* **Exercise description**: Reproduce the records below in full and without edits, omitting images.

Collected data entries
+--

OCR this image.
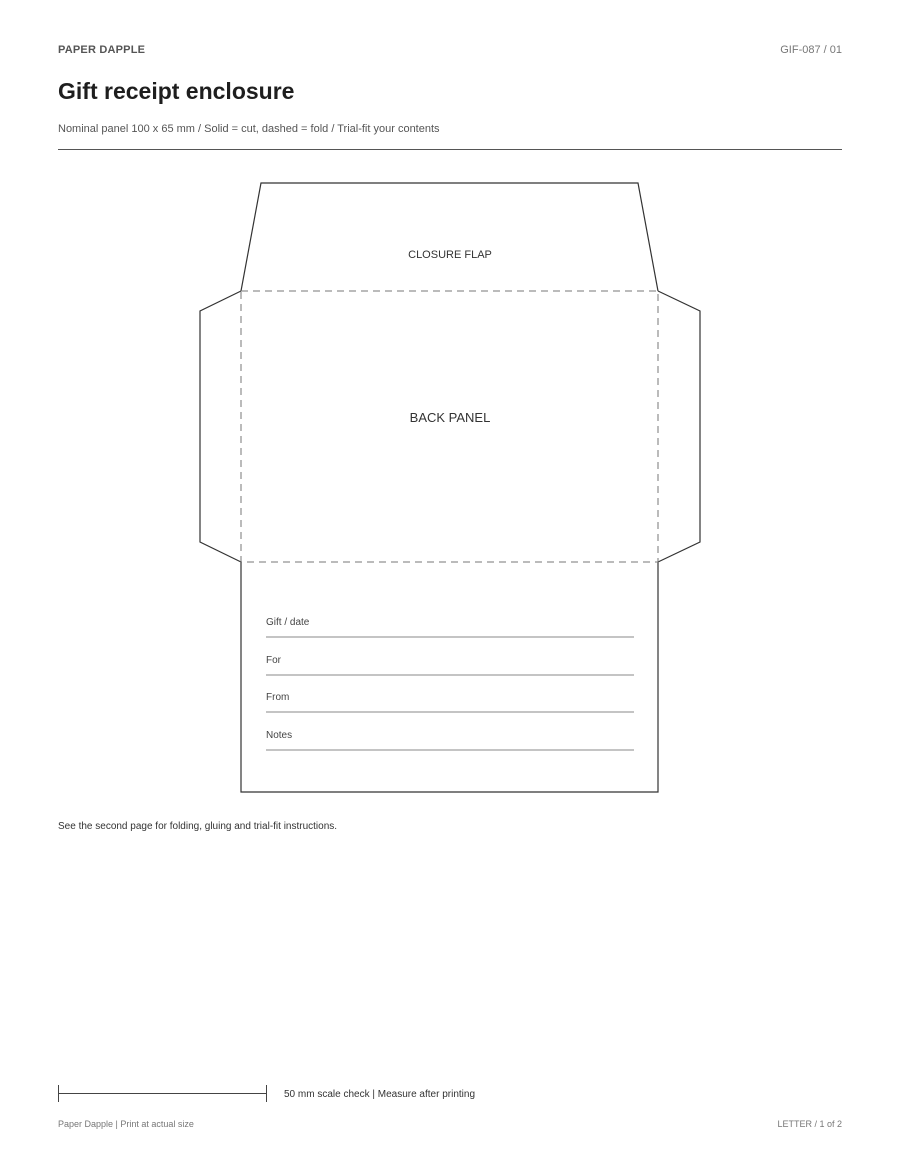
PAPER DAPPLE	GIF-087 / 01
Gift receipt enclosure
Nominal panel 100 x 65 mm / Solid = cut, dashed = fold / Trial-fit your contents
CLOSURE FLAP
BACK PANEL
Gift / date
For
From
Notes
See the second page for folding, gluing and trial-fit instructions.
50 mm scale check | Measure after printing
Paper Dapple | Print at actual size	LETTER / 1 of 2
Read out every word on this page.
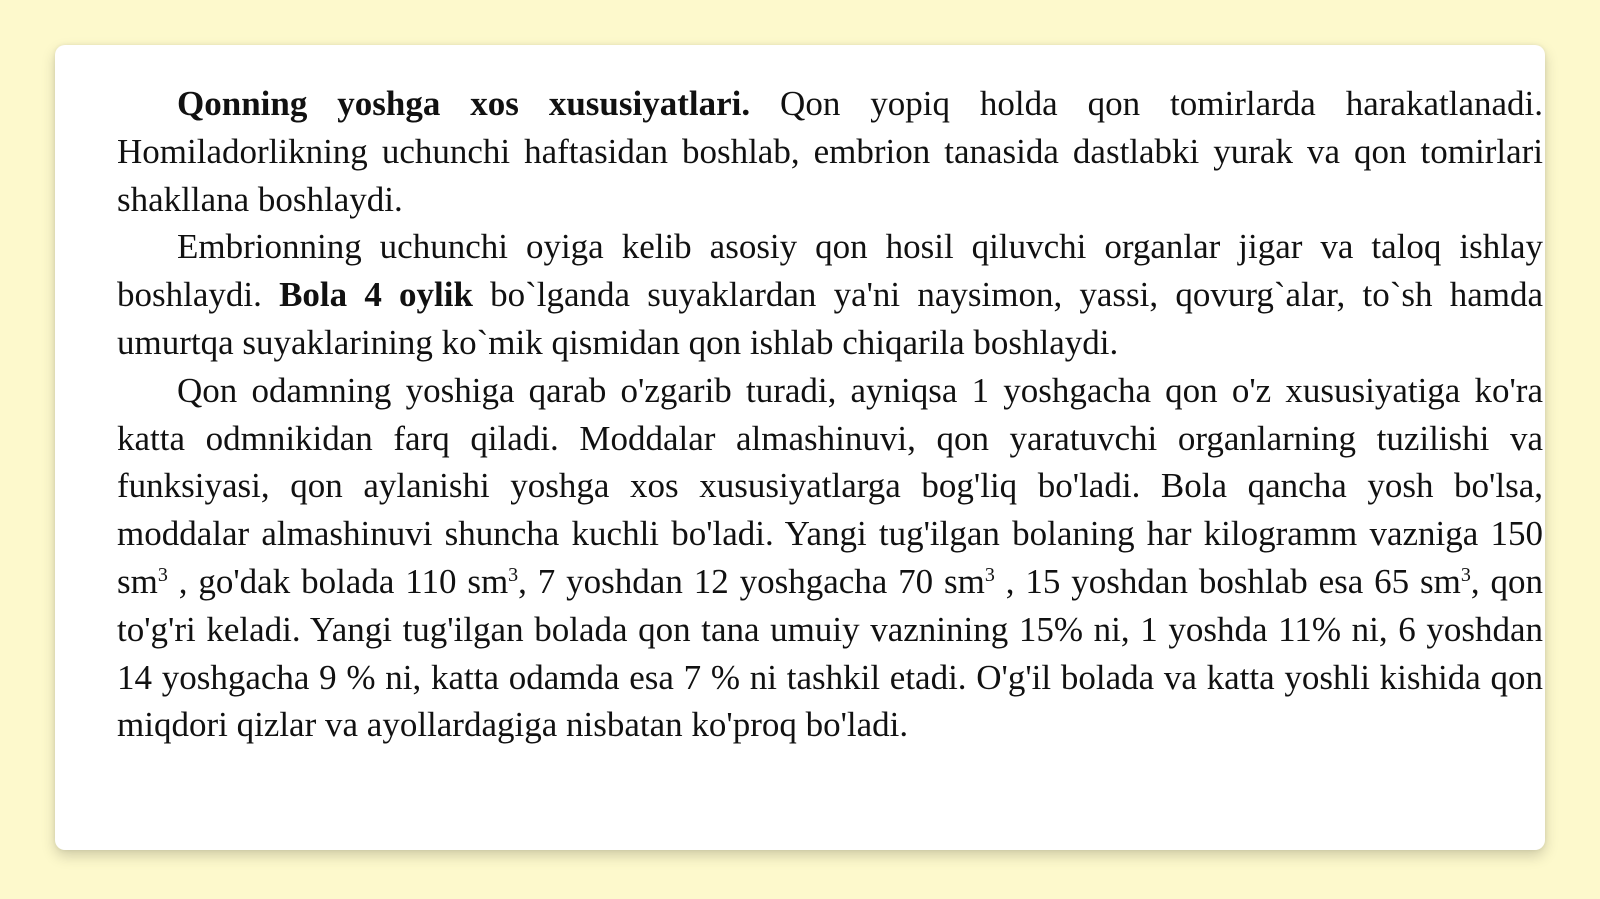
Qonning yoshga xos xususiyatlari. Qon yopiq holda qon tomirlarda harakatlanadi. Homiladorlikning uchunchi haftasidan boshlab, embrion tanasida dastlabki yurak va qon tomirlari shakllana boshlaydi.

Embrionning uchunchi oyiga kelib asosiy qon hosil qiluvchi organlar jigar va taloq ishlay boshlaydi. Bola 4 oylik bo`lganda suyaklardan ya'ni naysimon, yassi, qovurg`alar, to`sh hamda umurtqa suyaklarining ko`mik qismidan qon ishlab chiqarila boshlaydi.

Qon odamning yoshiga qarab o'zgarib turadi, ayniqsa 1 yoshgacha qon o'z xususiyatiga ko'ra katta odmnikidan farq qiladi. Moddalar almashinuvi, qon yaratuvchi organlarning tuzilishi va funksiyasi, qon aylanishi yoshga xos xususiyatlarga bog'liq bo'ladi. Bola qancha yosh bo'lsa, moddalar almashinuvi shuncha kuchli bo'ladi. Yangi tug'ilgan bolaning har kilogramm vazniga 150 $sm^3$ , go'dak bolada 110 $sm^3$, 7 yoshdan 12 yoshgacha 70 $sm^3$ , 15 yoshdan boshlab esa 65 $sm^3$, qon to'g'ri keladi. Yangi tug'ilgan bolada qon tana umuiy vaznining 15% ni, 1 yoshda 11% ni, 6 yoshdan 14 yoshgacha 9 % ni, katta odamda esa 7 % ni tashkil etadi. O'g'il bolada va katta yoshli kishida qon miqdori qizlar va ayollardagiga nisbatan ko'proq bo'ladi.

+--

* **Final result**:
OCR this image.
PAPER DAPPLE	GIF-087 / 01
Gift receipt enclosure
Nominal panel 100 x 65 mm / Solid = cut, dashed = fold / Trial-fit your contents
CLOSURE FLAP
BACK PANEL
Gift / date
For
From
Notes
See the second page for folding, gluing and trial-fit instructions.
50 mm scale check | Measure after printing
Paper Dapple | Print at actual size	LETTER / 1 of 2
Read out every word on this page.
Qonning yoshga xos xususiyatlari. Qon yopiq holda qon tomirlarda harakatlanadi. Homiladorlikning uchunchi haftasidan boshlab, embrion tanasida dastlabki yurak va qon tomirlari shakllana boshlaydi.

Embrionning uchunchi oyiga kelib asosiy qon hosil qiluvchi organlar jigar va taloq ishlay boshlaydi. Bola 4 oylik bo`lganda suyaklardan ya'ni naysimon, yassi, qovurg`alar, to`sh hamda umurtqa suyaklarining ko`mik qismidan qon ishlab chiqarila boshlaydi.

Qon odamning yoshiga qarab o'zgarib turadi, ayniqsa 1 yoshgacha qon o'z xususiyatiga ko'ra katta odmnikidan farq qiladi. Moddalar almashinuvi, qon yaratuvchi organlarning tuzilishi va funksiyasi, qon aylanishi yoshga xos xususiyatlarga bog'liq bo'ladi. Bola qancha yosh bo'lsa, moddalar almashinuvi shuncha kuchli bo'ladi. Yangi tug'ilgan bolaning har kilogramm vazniga 150 $sm^3$ , go'dak bolada 110 $sm^3$, 7 yoshdan 12 yoshgacha 70 $sm^3$ , 15 yoshdan boshlab esa 65 $sm^3$, qon to'g'ri keladi. Yangi tug'ilgan bolada qon tana umuiy vaznining 15% ni, 1 yoshda 11% ni, 6 yoshdan 14 yoshgacha 9 % ni, katta odamda esa 7 % ni tashkil etadi. O'g'il bolada va katta yoshli kishida qon miqdori qizlar va ayollardagiga nisbatan ko'proq bo'ladi.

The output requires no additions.